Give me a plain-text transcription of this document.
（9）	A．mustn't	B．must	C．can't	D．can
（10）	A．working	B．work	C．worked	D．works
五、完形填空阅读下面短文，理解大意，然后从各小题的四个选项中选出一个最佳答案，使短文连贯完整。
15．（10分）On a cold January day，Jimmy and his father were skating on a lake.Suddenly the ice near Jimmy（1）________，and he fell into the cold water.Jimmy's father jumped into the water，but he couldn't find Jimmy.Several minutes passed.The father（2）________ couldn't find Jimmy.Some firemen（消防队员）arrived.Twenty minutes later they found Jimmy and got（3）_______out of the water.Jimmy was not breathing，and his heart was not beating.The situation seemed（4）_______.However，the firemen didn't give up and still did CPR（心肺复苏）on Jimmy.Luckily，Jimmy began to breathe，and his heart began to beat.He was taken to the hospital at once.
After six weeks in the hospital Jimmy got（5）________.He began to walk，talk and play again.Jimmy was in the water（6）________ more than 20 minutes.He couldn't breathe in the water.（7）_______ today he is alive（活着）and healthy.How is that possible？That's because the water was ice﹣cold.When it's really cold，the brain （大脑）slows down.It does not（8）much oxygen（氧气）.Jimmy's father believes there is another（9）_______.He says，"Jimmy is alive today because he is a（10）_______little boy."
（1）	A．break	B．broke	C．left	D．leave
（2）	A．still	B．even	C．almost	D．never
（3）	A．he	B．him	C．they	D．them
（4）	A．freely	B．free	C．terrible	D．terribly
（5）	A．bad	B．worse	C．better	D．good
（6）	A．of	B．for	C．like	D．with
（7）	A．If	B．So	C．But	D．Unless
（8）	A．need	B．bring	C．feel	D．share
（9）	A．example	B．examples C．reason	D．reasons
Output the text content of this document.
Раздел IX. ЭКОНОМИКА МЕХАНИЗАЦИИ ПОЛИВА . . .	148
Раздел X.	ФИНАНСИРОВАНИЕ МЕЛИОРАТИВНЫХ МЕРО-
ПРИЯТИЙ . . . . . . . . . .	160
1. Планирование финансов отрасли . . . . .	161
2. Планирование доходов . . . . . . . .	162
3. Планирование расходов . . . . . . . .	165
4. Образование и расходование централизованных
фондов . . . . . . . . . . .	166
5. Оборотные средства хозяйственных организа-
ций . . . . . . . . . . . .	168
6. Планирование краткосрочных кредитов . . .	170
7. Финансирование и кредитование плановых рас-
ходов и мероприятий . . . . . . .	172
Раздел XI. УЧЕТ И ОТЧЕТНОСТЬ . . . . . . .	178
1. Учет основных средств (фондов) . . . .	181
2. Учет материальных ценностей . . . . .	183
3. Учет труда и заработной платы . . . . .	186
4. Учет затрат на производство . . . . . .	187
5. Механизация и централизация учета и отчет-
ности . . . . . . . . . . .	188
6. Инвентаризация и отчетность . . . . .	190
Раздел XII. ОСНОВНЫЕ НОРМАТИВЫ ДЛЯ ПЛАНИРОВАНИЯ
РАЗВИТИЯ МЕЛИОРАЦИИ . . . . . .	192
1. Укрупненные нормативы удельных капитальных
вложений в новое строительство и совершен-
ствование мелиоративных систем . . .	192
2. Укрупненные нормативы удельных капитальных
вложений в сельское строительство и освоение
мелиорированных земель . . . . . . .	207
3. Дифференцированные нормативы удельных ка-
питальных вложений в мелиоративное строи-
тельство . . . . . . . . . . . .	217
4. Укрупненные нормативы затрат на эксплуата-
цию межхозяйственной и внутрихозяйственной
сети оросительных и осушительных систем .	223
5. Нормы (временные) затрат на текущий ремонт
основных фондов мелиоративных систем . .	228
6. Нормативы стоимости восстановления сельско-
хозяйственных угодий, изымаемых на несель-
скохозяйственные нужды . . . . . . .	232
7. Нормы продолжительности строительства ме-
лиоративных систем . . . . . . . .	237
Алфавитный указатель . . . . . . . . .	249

* * * * *

**GIVEN INSTRUCTION**. Print the records once more, exactly as they were given.

**RESULT**.
Give me a plain-text transcription of this document.
（9）	A．mustn't	B．must	C．can't	D．can
（10）	A．working	B．work	C．worked	D．works
五、完形填空阅读下面短文，理解大意，然后从各小题的四个选项中选出一个最佳答案，使短文连贯完整。
15．（10分）On a cold January day，Jimmy and his father were skating on a lake.Suddenly the ice near Jimmy（1）________，and he fell into the cold water.Jimmy's father jumped into the water，but he couldn't find Jimmy.Several minutes passed.The father（2）________ couldn't find Jimmy.Some firemen（消防队员）arrived.Twenty minutes later they found Jimmy and got（3）_______out of the water.Jimmy was not breathing，and his heart was not beating.The situation seemed（4）_______.However，the firemen didn't give up and still did CPR（心肺复苏）on Jimmy.Luckily，Jimmy began to breathe，and his heart began to beat.He was taken to the hospital at once.
After six weeks in the hospital Jimmy got（5）________.He began to walk，talk and play again.Jimmy was in the water（6）________ more than 20 minutes.He couldn't breathe in the water.（7）_______ today he is alive（活着）and healthy.How is that possible？That's because the water was ice﹣cold.When it's really cold，the brain （大脑）slows down.It does not（8）much oxygen（氧气）.Jimmy's father believes there is another（9）_______.He says，"Jimmy is alive today because he is a（10）_______little boy."
（1）	A．break	B．broke	C．left	D．leave
（2）	A．still	B．even	C．almost	D．never
（3）	A．he	B．him	C．they	D．them
（4）	A．freely	B．free	C．terrible	D．terribly
（5）	A．bad	B．worse	C．better	D．good
（6）	A．of	B．for	C．like	D．with
（7）	A．If	B．So	C．But	D．Unless
（8）	A．need	B．bring	C．feel	D．share
（9）	A．example	B．examples C．reason	D．reasons
Output the text content of this document.
Раздел IX. ЭКОНОМИКА МЕХАНИЗАЦИИ ПОЛИВА . . .	148
Раздел X.	ФИНАНСИРОВАНИЕ МЕЛИОРАТИВНЫХ МЕРО-
ПРИЯТИЙ . . . . . . . . . .	160
1. Планирование финансов отрасли . . . . .	161
2. Планирование доходов . . . . . . . .	162
3. Планирование расходов . . . . . . . .	165
4. Образование и расходование централизованных
фондов . . . . . . . . . . .	166
5. Оборотные средства хозяйственных организа-
ций . . . . . . . . . . . .	168
6. Планирование краткосрочных кредитов . . .	170
7. Финансирование и кредитование плановых рас-
ходов и мероприятий . . . . . . .	172
Раздел XI. УЧЕТ И ОТЧЕТНОСТЬ . . . . . . .	178
1. Учет основных средств (фондов) . . . .	181
2. Учет материальных ценностей . . . . .	183
3. Учет труда и заработной платы . . . . .	186
4. Учет затрат на производство . . . . . .	187
5. Механизация и централизация учета и отчет-
ности . . . . . . . . . . .	188
6. Инвентаризация и отчетность . . . . .	190
Раздел XII. ОСНОВНЫЕ НОРМАТИВЫ ДЛЯ ПЛАНИРОВАНИЯ
РАЗВИТИЯ МЕЛИОРАЦИИ . . . . . .	192
1. Укрупненные нормативы удельных капитальных
вложений в новое строительство и совершен-
ствование мелиоративных систем . . .	192
2. Укрупненные нормативы удельных капитальных
вложений в сельское строительство и освоение
мелиорированных земель . . . . . . .	207
3. Дифференцированные нормативы удельных ка-
питальных вложений в мелиоративное строи-
тельство . . . . . . . . . . . .	217
4. Укрупненные нормативы затрат на эксплуата-
цию межхозяйственной и внутрихозяйственной
сети оросительных и осушительных систем .	223
5. Нормы (временные) затрат на текущий ремонт
основных фондов мелиоративных систем . .	228
6. Нормативы стоимости восстановления сельско-
хозяйственных угодий, изымаемых на несель-
скохозяйственные нужды . . . . . . .	232
7. Нормы продолжительности строительства ме-
лиоративных систем . . . . . . . .	237
Алфавитный указатель . . . . . . . . .	249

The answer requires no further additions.